Transcribe every line, keeping it exact.

----------------

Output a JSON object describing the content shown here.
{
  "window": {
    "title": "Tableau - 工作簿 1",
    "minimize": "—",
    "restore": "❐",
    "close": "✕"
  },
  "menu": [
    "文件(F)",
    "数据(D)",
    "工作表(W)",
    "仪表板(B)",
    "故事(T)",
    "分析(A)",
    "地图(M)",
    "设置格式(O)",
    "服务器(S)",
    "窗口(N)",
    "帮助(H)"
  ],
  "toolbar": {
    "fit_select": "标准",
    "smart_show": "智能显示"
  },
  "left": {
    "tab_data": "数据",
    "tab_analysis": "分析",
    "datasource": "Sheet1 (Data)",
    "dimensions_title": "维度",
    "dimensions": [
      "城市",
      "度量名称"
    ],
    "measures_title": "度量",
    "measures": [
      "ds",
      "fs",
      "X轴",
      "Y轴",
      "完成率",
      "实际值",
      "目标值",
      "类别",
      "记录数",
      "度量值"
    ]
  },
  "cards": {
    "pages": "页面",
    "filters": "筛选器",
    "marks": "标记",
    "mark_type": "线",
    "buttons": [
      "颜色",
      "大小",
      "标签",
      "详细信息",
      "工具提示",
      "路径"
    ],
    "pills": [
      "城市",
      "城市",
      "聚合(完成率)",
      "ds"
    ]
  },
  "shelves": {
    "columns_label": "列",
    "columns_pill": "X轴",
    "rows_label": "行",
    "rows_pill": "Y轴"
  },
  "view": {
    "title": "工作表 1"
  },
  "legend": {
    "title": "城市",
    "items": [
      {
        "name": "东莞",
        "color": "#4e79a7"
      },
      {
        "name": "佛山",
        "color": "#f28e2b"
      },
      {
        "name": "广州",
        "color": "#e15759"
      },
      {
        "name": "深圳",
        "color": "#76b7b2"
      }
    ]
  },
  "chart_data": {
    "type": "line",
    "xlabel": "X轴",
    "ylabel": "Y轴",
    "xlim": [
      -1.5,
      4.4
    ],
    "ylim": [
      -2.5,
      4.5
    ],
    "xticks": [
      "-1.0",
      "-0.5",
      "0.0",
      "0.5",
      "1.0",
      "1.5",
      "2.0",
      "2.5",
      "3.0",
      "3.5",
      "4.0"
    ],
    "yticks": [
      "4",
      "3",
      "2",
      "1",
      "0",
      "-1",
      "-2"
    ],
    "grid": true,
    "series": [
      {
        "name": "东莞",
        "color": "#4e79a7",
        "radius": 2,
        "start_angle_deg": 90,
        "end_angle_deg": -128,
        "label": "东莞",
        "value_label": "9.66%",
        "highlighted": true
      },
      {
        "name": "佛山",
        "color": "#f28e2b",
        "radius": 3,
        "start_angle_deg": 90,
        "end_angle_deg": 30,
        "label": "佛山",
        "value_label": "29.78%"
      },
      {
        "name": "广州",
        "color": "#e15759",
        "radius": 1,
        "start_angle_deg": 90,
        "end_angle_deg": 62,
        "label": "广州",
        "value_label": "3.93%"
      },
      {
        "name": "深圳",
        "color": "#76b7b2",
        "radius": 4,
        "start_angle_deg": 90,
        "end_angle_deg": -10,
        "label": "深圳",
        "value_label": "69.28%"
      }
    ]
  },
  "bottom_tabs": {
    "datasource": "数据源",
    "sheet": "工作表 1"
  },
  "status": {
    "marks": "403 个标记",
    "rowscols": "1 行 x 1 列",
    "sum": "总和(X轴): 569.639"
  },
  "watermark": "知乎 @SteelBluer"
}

----------------

* _Task output_:
Output a JSON object describing the content shown here.
{
  "window": {
    "title": "Tableau - 工作簿 1",
    "minimize": "—",
    "restore": "❐",
    "close": "✕"
  },
  "menu": [
    "文件(F)",
    "数据(D)",
    "工作表(W)",
    "仪表板(B)",
    "故事(T)",
    "分析(A)",
    "地图(M)",
    "设置格式(O)",
    "服务器(S)",
    "窗口(N)",
    "帮助(H)"
  ],
  "toolbar": {
    "fit_select": "标准",
    "smart_show": "智能显示"
  },
  "left": {
    "tab_data": "数据",
    "tab_analysis": "分析",
    "datasource": "Sheet1 (Data)",
    "dimensions_title": "维度",
    "dimensions": [
      "城市",
      "度量名称"
    ],
    "measures_title": "度量",
    "measures": [
      "ds",
      "fs",
      "X轴",
      "Y轴",
      "完成率",
      "实际值",
      "目标值",
      "类别",
      "记录数",
      "度量值"
    ]
  },
  "cards": {
    "pages": "页面",
    "filters": "筛选器",
    "marks": "标记",
    "mark_type": "线",
    "buttons": [
      "颜色",
      "大小",
      "标签",
      "详细信息",
      "工具提示",
      "路径"
    ],
    "pills": [
      "城市",
      "城市",
      "聚合(完成率)",
      "ds"
    ]
  },
  "shelves": {
    "columns_label": "列",
    "columns_pill": "X轴",
    "rows_label": "行",
    "rows_pill": "Y轴"
  },
  "view": {
    "title": "工作表 1"
  },
  "legend": {
    "title": "城市",
    "items": [
      {
        "name": "东莞",
        "color": "#4e79a7"
      },
      {
        "name": "佛山",
        "color": "#f28e2b"
      },
      {
        "name": "广州",
        "color": "#e15759"
      },
      {
        "name": "深圳",
        "color": "#76b7b2"
      }
    ]
  },
  "chart_data": {
    "type": "line",
    "xlabel": "X轴",
    "ylabel": "Y轴",
    "xlim": [
      -1.5,
      4.4
    ],
    "ylim": [
      -2.5,
      4.5
    ],
    "xticks": [
      "-1.0",
      "-0.5",
      "0.0",
      "0.5",
      "1.0",
      "1.5",
      "2.0",
      "2.5",
      "3.0",
      "3.5",
      "4.0"
    ],
    "yticks": [
      "4",
      "3",
      "2",
      "1",
      "0",
      "-1",
      "-2"
    ],
    "grid": true,
    "series": [
      {
        "name": "东莞",
        "color": "#4e79a7",
        "radius": 2,
        "start_angle_deg": 90,
        "end_angle_deg": -128,
        "label": "东莞",
        "value_label": "9.66%",
        "highlighted": true
      },
      {
        "name": "佛山",
        "color": "#f28e2b",
        "radius": 3,
        "start_angle_deg": 90,
        "end_angle_deg": 30,
        "label": "佛山",
        "value_label": "29.78%"
      },
      {
        "name": "广州",
        "color": "#e15759",
        "radius": 1,
        "start_angle_deg": 90,
        "end_angle_deg": 62,
        "label": "广州",
        "value_label": "3.93%"
      },
      {
        "name": "深圳",
        "color": "#76b7b2",
        "radius": 4,
        "start_angle_deg": 90,
        "end_angle_deg": -10,
        "label": "深圳",
        "value_label": "69.28%"
      }
    ]
  },
  "bottom_tabs": {
    "datasource": "数据源",
    "sheet": "工作表 1"
  },
  "status": {
    "marks": "403 个标记",
    "rowscols": "1 行 x 1 列",
    "sum": "总和(X轴): 569.639"
  },
  "watermark": "知乎 @SteelBluer"
}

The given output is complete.